**PASSAGE CITÉ**
=====

Lors de cette formation nous allons apprendre à visualiser des jeux de données tabulaires avec ggplot2.
Lors de cette formation nous allons ustiliser plusieurs packages qui contienent les fonctions dont nous avons besoin: - tidyverse qui contient plusiers packages dont ggplot2 - visdat qui permet une représentation rapide des données - plotly pour faire des graphiques interactifs
Vous avez normalement déjà installé ces packages. Pour vérifier qu’ils sont bien installé, et pour les importer dans votre session, utilisez la fonction library() :
library(tidyverse)
library(visdat)
library(plotly)
Vous devez aussi vous assurer que le répertoire de travail de R est bien le dossier qui contient le matériel de la lesson. Le chemin vers ce dossier va être différent en fonction de votre système opérateur.
setwd("~/Desktop/ggplot_course/materiel")
Pour cette lesson, nous allons utiliser une version légèrement modifée du jeu de donnée publié par Burghard et al 2015.
La version simplifiée des données est dans le dossier data (burghardt_et_al_2015_expt1.txt). Il s’agit de données pour des phénotypes associés au temmps nécessaire à des plantes de différents génotypes pour fleurir dans différéntes conditions.
Comme notre répertoire de travail est le dossier materiel , nous devons lire les données ainsi:
# Lecture des données et chargement dans la variable (objet) expt1
expt1 <- read_tsv("../data/burghardt_et_al_2015_expt1.txt")

=====

**DONNÉES FOURNIES**
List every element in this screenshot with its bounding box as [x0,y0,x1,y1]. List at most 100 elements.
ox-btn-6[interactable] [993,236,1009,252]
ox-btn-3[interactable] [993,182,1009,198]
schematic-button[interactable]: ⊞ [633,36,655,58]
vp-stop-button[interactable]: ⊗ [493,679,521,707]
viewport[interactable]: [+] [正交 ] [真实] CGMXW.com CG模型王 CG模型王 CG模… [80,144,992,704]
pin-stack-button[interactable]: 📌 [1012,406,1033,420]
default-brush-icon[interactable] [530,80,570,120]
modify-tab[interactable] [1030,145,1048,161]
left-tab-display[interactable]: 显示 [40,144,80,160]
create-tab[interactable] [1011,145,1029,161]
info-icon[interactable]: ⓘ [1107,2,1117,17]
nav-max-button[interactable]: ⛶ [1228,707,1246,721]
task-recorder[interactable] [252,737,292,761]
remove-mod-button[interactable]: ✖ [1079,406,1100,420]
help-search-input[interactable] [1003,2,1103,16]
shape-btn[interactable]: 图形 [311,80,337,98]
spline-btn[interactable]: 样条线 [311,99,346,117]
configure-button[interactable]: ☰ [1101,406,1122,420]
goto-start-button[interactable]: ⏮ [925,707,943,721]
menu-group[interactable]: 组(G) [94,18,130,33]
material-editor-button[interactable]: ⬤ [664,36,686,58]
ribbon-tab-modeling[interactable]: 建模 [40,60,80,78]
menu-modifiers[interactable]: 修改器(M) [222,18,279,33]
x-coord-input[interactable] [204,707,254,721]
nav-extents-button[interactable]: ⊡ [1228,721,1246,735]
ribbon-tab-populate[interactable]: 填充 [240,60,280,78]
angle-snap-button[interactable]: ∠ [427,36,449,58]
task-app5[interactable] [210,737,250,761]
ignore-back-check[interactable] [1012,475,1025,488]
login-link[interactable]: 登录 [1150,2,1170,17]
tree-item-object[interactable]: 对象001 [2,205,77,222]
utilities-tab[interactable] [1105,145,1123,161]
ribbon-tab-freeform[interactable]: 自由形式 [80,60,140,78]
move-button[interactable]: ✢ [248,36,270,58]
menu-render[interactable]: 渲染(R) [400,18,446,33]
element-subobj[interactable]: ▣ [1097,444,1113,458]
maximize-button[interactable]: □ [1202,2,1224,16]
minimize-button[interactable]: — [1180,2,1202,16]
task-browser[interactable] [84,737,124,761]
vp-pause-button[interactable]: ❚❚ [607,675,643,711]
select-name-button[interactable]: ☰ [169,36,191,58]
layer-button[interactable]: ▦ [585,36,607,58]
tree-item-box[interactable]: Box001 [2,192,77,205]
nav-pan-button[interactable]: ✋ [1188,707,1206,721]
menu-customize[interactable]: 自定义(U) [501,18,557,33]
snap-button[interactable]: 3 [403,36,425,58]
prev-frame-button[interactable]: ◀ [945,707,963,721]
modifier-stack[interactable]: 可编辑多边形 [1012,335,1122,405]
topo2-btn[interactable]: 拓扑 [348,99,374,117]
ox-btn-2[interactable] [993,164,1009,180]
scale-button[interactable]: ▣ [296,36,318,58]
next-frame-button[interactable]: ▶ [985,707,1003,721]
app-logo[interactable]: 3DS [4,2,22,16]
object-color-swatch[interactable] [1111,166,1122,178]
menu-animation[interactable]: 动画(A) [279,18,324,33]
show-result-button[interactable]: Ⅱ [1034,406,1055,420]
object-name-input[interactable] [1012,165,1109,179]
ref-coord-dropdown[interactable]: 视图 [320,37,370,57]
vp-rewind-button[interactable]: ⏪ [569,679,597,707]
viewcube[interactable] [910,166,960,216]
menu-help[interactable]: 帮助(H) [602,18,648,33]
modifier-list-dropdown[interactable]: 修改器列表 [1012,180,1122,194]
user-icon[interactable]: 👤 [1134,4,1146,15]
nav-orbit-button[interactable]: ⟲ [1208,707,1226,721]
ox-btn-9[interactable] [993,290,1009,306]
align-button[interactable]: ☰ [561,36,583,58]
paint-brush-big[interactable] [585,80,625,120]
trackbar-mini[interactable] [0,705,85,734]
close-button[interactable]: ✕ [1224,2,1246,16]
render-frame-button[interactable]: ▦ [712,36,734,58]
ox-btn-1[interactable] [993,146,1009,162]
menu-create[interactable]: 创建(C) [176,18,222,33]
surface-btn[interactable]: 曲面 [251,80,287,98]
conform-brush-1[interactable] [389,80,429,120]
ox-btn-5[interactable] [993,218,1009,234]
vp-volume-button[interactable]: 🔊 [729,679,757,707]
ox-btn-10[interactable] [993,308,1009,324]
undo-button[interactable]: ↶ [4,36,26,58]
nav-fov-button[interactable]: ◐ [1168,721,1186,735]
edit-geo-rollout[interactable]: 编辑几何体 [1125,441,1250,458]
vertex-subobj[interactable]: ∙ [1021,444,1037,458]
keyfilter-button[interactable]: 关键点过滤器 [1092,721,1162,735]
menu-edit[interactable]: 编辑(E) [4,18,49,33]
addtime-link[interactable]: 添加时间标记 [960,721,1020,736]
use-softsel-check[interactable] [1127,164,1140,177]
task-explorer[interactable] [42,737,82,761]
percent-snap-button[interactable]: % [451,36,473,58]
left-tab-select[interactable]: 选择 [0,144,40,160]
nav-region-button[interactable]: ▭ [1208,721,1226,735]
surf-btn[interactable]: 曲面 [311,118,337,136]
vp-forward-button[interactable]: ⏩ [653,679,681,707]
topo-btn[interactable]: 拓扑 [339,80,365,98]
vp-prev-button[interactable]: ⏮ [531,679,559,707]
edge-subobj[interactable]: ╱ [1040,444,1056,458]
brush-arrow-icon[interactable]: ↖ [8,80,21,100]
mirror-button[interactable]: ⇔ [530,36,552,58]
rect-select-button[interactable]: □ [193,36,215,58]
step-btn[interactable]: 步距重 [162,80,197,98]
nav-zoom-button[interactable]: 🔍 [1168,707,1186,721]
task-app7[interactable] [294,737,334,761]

=====

**OBJECTIF DU TRAVAIL**
Poursuivez le tutoriel sur ggplot2 à partir de l'endroit où il s'arrête. Les données forment un document à part, indépendant du tutoriel sur ggplot2.

**RÉPONSE PROPOSÉE**
## Parsed with column specification:
## cols(
## genotype = col_character(),
## background = col_character(),
## temperature = col_double(),
## fluctuation = col_character(),
## day.length = col_double(),
## vernalization = col_character(),
## survival.bolt = col_character(),
## bolt = col_character(),
## days.to.bolt = col_double(),
## days.to.flower = col_double(),
## rosette.leaf.num = col_double(),
## cauline.leaf.num = col_double(),
## blade.length.mm = col_double(),
## total.leaf.length.mm = col_double(),
## blade.ratio = col_double()
## )
La fonction read_csv() imprime un message indiquant quel type de donnée est contenue dans les differentes colonnes du fichier.
Dans noter cas, certaines colonnes contiennes des données de type “character” (du texte) et d’autres des données numériques (“double” en présence de décimale, “integer” en absence de décimale).
Pour regarder rapidement les données, tapez le nom de la variable où sont les données (expt1).
expt1
## # A tibble: 957 x 15
## genotype background temperature fluctuation day.length vernalization
## <chr> <chr> <dbl> <chr> <dbl> <chr>
## 1 Col Ama Col 12 Con 16 NV
## 2 Col Ama Col 12 Con 16 NV
## 3 Col Ama Col 12 Con 16 NV
## 4 Col Ama Col 12 Con 16 NV
## 5 Col Ama Col 12 Con 16 NV
## 6 Col Ama Col 12 Con 16 NV
## 7 Col Ama Col 12 Con 16 NV
## 8 Col Ama Col 12 Con 16 NV
## 9 Col Ama Col 12 Con 8 NV
## 10 Col Ama Col 12 Con 8 NV
## # … with 947 more rows, and 9 more variables: survival.bolt <chr>, bolt <chr>,
## # days.to.bolt <dbl>, days.to.flower <dbl>, rosette.leaf.num <dbl>,
## # cauline.leaf.num <dbl>, blade.length.mm <dbl>, total.leaf.length.mm <dbl>,
## # blade.ratio <dbl>
Cela va nous montrer les 10 premières lignes du tableau ainsi que les colonnes qui rentrent dans l’écran.
Challenge: Combien y a t’il de lignes et colonnes dans les données?
Une autre option est d’utiliser la fonction View() pour accéder à une table intéractive où il est possible de trier et filtrer les données sans modifier la variable:
View(expt1)
glimpse() permet d’avoir une idée de la structure des données:glimpse(expt1)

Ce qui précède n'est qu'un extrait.